-- Start Task inputs --
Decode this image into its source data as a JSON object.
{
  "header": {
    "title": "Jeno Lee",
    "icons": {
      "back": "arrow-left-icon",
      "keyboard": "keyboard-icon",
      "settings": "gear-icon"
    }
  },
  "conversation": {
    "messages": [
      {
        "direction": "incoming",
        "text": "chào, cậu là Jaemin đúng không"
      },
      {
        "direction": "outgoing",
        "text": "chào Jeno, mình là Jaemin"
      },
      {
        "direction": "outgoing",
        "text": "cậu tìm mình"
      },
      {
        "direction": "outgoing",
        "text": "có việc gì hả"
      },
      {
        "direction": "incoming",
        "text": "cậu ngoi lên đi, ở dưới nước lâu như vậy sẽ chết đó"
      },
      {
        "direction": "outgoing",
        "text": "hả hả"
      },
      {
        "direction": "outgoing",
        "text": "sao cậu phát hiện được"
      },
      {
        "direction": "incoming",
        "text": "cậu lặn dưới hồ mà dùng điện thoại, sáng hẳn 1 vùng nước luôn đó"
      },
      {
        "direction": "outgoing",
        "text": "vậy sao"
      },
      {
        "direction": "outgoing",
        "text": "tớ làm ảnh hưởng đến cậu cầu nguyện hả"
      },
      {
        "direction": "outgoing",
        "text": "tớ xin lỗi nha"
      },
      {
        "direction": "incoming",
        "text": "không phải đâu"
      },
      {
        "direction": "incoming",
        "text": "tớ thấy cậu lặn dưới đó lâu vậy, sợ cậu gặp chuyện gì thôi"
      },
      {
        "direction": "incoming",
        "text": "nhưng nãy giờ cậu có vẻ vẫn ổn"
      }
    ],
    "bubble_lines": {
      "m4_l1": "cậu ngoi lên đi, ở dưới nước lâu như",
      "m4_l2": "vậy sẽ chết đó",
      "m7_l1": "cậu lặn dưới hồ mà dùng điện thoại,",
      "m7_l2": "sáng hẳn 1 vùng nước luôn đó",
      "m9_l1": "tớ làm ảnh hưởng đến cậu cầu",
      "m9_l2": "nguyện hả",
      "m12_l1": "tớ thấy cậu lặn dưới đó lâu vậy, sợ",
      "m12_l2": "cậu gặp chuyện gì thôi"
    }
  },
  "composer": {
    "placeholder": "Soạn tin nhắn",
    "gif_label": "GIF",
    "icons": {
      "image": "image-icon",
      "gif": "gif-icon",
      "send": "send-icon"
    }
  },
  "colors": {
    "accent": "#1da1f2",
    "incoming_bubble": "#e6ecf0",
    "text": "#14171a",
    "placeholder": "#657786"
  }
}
-- End Task inputs --
#### Task requirements:
Leave out every line without the string "ngoi" and copy the rest.

#### The response:
        "text": "cậu ngoi lên đi, ở dưới nước lâu như vậy sẽ chết đó"
      "m4_l1": "cậu ngoi lên đi, ở dưới nước lâu như",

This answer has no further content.